Objetivo da tarefa | Reproduza, sem nenhuma alteração, tudo o que vai de "O aumento nas" até "(US$ 8,302 bilhões)." no texto sobre a balança comercial.

Texto de leitura |
O aumento nas exportações de soja e de cobre fez o superávit da balança comercial crescer em maio, divulgou nesta quinta-feira (3) o Ministério do Desenvolvimento, Indústria, Comércio e Serviços (Mdic). No mês passado, as exportações superaram as importações em US$ 7,823 bilhões, resultado que representa alta de 10,8% em relação ao mesmo mês de 2025, quando o superávit ficou em US$ 7,059 bilhões. Desde o início da série histórica, em 1989, o superávit é o quarto maior para o mês, só perdendo para maio de 2023 (US$ 10,978 bilhões), de 2021 (US$ 8,536 bilhões) e de 2024 (US$ 8,302 bilhões).

O valor das exportações atingiu US$ 31,904 bilhões, alta de 6,6% em relação a maio do ano passado, enquanto as importações somaram US$ 24,081 bilhões, alta de 5,3% na mesma comparação. Tanto no caso das exportações como das importações, os valores são o segundo maior para meses de maio desde o início da série histórica. Em relação às exportações, só perde para o mesmo mês de 2023. Em relação às importações, para maio de 2022.

Acumulado do ano

Nos cinco primeiros meses do ano, a balança comercial registra superávit de US$ 32,662 bilhões, valor 34,2% superior ao registrado no mesmo período do ano passado. Além da recuperação das commodities (bens primários com cotação internacional), o crescimento deve-se à importação de uma plataforma de petróleo em fevereiro de 2025, operação que não se repetiu em 2026. A composição ficou a seguinte: exportações totalizaram US$ 148,571 bilhões, alta de 8,7% em relação ao registrado no mesmo período do ano passado, enquanto as importações somaram US$ 115,909 bilhões, alta de 3,2% na mesma comparação.

Extrato de dados |
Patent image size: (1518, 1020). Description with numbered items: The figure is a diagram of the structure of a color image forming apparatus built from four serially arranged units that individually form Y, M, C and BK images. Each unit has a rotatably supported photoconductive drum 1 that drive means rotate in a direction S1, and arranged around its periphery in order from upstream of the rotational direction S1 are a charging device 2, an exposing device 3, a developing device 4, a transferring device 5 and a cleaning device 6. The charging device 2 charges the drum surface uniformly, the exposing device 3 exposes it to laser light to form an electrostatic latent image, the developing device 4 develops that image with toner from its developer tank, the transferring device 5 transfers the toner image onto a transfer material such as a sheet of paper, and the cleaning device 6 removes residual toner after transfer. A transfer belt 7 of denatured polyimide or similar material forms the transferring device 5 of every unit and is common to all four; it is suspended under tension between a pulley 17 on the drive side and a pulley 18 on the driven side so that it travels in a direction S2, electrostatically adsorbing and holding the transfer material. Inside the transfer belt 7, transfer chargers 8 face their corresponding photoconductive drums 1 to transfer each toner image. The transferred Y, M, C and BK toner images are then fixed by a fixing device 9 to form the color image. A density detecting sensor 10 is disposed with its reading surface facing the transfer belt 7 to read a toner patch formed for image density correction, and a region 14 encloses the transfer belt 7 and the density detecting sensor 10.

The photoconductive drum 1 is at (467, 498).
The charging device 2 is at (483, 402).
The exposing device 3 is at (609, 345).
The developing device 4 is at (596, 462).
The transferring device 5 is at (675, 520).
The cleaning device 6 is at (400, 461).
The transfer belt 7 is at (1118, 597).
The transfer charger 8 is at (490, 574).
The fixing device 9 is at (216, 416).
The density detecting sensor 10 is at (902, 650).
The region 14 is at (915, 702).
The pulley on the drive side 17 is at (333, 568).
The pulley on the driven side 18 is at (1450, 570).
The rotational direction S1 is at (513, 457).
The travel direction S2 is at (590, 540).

Resposta ao problema |
O aumento nas exportações de soja e de cobre fez o superávit da balança comercial crescer em maio, divulgou nesta quinta-feira (3) o Ministério do Desenvolvimento, Indústria, Comércio e Serviços (Mdic). No mês passado, as exportações superaram as importações em US$ 7,823 bilhões, resultado que representa alta de 10,8% em relação ao mesmo mês de 2025, quando o superávit ficou em US$ 7,059 bilhões. Desde o início da série histórica, em 1989, o superávit é o quarto maior para o mês, só perdendo para maio de 2023 (US$ 10,978 bilhões), de 2021 (US$ 8,536 bilhões) e de 2024 (US$ 8,302 bilhões).